EXERCISE BRIEF |
Copy each line that contains the string "lines".

--- START OF RECORDS FOR THE EXERCISE ---

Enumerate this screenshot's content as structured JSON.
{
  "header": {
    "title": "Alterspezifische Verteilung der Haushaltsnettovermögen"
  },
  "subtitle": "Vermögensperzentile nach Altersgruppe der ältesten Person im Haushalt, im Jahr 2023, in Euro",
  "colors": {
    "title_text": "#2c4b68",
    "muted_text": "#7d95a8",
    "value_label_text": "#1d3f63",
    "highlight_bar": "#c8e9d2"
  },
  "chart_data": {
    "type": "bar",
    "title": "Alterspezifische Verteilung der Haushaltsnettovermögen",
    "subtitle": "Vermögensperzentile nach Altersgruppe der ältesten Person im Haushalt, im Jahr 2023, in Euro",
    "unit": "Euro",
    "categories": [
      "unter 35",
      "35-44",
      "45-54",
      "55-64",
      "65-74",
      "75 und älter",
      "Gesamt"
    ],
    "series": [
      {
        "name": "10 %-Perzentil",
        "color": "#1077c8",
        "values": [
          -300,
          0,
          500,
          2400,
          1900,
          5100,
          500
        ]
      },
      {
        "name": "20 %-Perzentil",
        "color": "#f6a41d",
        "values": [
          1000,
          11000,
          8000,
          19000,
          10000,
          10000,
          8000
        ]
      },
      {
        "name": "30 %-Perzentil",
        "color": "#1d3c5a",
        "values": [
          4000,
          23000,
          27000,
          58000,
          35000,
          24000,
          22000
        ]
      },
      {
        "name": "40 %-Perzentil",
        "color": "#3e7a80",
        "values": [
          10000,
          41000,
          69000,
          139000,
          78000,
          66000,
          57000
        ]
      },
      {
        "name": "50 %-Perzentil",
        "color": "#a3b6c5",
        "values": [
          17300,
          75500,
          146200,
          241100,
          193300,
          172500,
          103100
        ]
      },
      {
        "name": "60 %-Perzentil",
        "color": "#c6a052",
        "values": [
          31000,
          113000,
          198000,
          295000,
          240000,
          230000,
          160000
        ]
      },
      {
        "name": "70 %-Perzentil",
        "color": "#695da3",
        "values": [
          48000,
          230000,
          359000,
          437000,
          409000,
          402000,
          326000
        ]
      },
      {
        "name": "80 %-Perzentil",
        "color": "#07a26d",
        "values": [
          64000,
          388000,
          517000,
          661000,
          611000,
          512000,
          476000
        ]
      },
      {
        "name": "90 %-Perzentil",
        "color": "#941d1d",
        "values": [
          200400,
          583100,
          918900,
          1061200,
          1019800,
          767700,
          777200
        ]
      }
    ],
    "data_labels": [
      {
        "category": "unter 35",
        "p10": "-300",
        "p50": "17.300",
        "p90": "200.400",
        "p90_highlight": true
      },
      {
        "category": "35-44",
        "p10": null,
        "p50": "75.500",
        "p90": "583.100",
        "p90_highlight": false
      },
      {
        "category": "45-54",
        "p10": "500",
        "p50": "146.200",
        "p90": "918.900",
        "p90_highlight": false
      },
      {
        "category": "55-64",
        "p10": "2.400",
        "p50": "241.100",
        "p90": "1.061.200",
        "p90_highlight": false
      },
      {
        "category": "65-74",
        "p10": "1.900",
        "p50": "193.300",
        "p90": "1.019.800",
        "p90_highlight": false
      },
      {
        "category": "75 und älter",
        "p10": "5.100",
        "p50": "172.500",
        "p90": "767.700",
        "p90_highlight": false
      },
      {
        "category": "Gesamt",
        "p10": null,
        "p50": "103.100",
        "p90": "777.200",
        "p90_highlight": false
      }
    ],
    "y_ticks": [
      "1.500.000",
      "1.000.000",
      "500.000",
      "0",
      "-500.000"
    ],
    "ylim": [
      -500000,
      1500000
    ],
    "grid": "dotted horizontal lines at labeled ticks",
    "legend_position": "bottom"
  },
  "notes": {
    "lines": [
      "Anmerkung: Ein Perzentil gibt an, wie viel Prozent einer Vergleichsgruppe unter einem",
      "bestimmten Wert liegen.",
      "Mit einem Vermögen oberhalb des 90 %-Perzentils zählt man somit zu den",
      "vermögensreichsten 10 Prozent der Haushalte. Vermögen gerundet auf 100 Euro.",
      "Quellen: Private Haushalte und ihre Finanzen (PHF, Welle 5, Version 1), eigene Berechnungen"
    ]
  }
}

--- END OF RECORDS FOR THE EXERCISE ---

ANSWER FOR THIS EXERCISE |
    "grid": "dotted horizontal lines at labeled ticks",
    "lines": [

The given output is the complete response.